## [What is being asked]
Type every record exactly as it appears.

## [Listed entries]
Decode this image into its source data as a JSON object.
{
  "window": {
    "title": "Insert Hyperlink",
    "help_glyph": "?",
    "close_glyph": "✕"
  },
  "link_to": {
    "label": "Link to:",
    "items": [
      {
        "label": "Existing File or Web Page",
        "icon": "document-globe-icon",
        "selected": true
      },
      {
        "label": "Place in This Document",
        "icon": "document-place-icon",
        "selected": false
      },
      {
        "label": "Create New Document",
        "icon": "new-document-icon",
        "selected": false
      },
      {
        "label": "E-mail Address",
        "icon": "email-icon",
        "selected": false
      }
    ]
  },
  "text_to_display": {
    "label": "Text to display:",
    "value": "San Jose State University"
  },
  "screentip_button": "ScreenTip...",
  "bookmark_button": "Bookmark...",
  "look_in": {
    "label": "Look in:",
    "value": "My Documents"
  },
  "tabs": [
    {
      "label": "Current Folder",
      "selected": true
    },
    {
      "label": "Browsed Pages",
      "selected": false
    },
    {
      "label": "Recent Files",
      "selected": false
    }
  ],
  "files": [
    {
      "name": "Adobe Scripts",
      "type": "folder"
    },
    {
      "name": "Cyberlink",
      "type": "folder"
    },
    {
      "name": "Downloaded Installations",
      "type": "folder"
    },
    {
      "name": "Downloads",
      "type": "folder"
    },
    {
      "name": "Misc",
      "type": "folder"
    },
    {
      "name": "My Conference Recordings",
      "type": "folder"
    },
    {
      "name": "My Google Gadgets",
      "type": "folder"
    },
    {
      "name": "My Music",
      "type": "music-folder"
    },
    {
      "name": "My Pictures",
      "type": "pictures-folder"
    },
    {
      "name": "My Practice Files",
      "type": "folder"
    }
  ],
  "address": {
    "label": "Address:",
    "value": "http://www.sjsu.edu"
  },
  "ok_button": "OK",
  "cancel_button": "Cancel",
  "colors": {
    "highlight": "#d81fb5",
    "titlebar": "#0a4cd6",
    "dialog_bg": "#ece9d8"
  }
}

## [Completed exercise]
Decode this image into its source data as a JSON object.
{
  "window": {
    "title": "Insert Hyperlink",
    "help_glyph": "?",
    "close_glyph": "✕"
  },
  "link_to": {
    "label": "Link to:",
    "items": [
      {
        "label": "Existing File or Web Page",
        "icon": "document-globe-icon",
        "selected": true
      },
      {
        "label": "Place in This Document",
        "icon": "document-place-icon",
        "selected": false
      },
      {
        "label": "Create New Document",
        "icon": "new-document-icon",
        "selected": false
      },
      {
        "label": "E-mail Address",
        "icon": "email-icon",
        "selected": false
      }
    ]
  },
  "text_to_display": {
    "label": "Text to display:",
    "value": "San Jose State University"
  },
  "screentip_button": "ScreenTip...",
  "bookmark_button": "Bookmark...",
  "look_in": {
    "label": "Look in:",
    "value": "My Documents"
  },
  "tabs": [
    {
      "label": "Current Folder",
      "selected": true
    },
    {
      "label": "Browsed Pages",
      "selected": false
    },
    {
      "label": "Recent Files",
      "selected": false
    }
  ],
  "files": [
    {
      "name": "Adobe Scripts",
      "type": "folder"
    },
    {
      "name": "Cyberlink",
      "type": "folder"
    },
    {
      "name": "Downloaded Installations",
      "type": "folder"
    },
    {
      "name": "Downloads",
      "type": "folder"
    },
    {
      "name": "Misc",
      "type": "folder"
    },
    {
      "name": "My Conference Recordings",
      "type": "folder"
    },
    {
      "name": "My Google Gadgets",
      "type": "folder"
    },
    {
      "name": "My Music",
      "type": "music-folder"
    },
    {
      "name": "My Pictures",
      "type": "pictures-folder"
    },
    {
      "name": "My Practice Files",
      "type": "folder"
    }
  ],
  "address": {
    "label": "Address:",
    "value": "http://www.sjsu.edu"
  },
  "ok_button": "OK",
  "cancel_button": "Cancel",
  "colors": {
    "highlight": "#d81fb5",
    "titlebar": "#0a4cd6",
    "dialog_bg": "#ece9d8"
  }
}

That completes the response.